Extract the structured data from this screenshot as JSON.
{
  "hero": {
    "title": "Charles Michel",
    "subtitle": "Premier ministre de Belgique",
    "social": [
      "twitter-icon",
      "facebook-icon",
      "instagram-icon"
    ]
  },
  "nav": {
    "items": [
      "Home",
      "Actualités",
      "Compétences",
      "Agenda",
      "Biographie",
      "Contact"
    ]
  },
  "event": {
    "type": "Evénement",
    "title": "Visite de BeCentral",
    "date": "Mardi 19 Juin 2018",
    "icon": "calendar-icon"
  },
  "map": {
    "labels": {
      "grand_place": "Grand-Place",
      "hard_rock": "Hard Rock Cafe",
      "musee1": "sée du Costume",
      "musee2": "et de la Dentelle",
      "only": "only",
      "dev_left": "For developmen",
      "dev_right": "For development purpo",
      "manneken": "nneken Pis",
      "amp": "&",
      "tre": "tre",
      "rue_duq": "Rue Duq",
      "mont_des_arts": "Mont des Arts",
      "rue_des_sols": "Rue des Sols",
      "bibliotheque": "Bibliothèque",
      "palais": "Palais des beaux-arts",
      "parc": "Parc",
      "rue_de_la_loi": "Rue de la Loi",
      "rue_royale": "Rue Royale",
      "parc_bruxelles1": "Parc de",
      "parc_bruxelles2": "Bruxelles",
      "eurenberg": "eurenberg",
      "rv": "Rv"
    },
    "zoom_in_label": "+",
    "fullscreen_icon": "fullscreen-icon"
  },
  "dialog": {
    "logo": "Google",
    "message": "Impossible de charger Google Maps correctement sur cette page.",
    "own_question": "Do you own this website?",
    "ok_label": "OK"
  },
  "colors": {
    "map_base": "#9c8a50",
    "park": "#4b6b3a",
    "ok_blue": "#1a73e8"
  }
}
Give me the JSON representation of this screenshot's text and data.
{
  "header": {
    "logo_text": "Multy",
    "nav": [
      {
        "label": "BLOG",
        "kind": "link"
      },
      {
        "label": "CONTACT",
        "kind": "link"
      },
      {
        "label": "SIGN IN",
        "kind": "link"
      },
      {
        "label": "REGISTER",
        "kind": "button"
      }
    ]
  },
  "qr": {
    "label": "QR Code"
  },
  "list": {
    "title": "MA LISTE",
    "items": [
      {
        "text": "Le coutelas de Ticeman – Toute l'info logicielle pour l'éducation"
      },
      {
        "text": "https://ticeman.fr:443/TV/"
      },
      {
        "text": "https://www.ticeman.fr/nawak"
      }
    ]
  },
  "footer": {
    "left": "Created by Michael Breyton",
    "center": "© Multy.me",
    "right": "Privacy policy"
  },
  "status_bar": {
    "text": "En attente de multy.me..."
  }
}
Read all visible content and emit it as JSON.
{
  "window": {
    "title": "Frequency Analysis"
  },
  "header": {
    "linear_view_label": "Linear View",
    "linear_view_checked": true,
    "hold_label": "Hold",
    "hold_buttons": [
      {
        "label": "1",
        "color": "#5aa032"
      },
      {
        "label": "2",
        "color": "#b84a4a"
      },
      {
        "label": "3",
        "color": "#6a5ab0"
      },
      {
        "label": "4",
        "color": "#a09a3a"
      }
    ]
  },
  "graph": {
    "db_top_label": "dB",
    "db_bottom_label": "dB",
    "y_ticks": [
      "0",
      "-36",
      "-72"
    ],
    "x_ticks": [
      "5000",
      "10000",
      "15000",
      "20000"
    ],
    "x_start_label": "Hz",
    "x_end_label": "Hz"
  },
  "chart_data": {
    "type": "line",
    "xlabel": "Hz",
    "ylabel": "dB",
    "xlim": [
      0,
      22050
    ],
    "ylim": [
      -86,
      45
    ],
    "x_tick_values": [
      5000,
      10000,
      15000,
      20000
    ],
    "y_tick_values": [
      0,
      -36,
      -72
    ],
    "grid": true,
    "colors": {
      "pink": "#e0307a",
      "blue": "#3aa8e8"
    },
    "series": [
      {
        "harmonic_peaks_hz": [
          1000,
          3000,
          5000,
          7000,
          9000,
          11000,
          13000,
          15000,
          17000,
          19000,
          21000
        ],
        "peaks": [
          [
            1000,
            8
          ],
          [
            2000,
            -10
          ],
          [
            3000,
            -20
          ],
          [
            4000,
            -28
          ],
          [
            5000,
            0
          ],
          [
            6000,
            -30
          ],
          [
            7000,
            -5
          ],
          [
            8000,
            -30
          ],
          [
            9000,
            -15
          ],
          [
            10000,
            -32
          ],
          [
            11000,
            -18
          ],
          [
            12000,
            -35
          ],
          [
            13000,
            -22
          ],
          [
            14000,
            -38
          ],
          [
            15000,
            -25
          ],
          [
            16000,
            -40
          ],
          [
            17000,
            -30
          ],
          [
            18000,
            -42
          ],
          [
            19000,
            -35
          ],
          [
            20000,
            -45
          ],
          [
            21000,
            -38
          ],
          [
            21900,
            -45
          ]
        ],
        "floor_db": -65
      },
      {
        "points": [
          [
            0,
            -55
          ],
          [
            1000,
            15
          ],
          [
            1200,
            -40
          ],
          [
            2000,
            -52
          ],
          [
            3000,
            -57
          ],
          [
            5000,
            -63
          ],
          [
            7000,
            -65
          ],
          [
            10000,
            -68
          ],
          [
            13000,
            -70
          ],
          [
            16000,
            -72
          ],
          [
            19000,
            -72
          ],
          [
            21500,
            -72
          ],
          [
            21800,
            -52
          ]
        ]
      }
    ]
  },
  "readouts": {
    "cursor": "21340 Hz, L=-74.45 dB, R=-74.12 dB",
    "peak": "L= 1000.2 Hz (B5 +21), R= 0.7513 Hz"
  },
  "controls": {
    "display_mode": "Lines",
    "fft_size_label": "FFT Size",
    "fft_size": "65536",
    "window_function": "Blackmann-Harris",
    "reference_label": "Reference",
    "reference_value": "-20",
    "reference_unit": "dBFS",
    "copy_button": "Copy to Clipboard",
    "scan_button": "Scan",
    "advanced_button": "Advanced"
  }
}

***

Give the number of lines containing the word "Google". No other answer is needed.

_SOLVED EXERCISE_.
2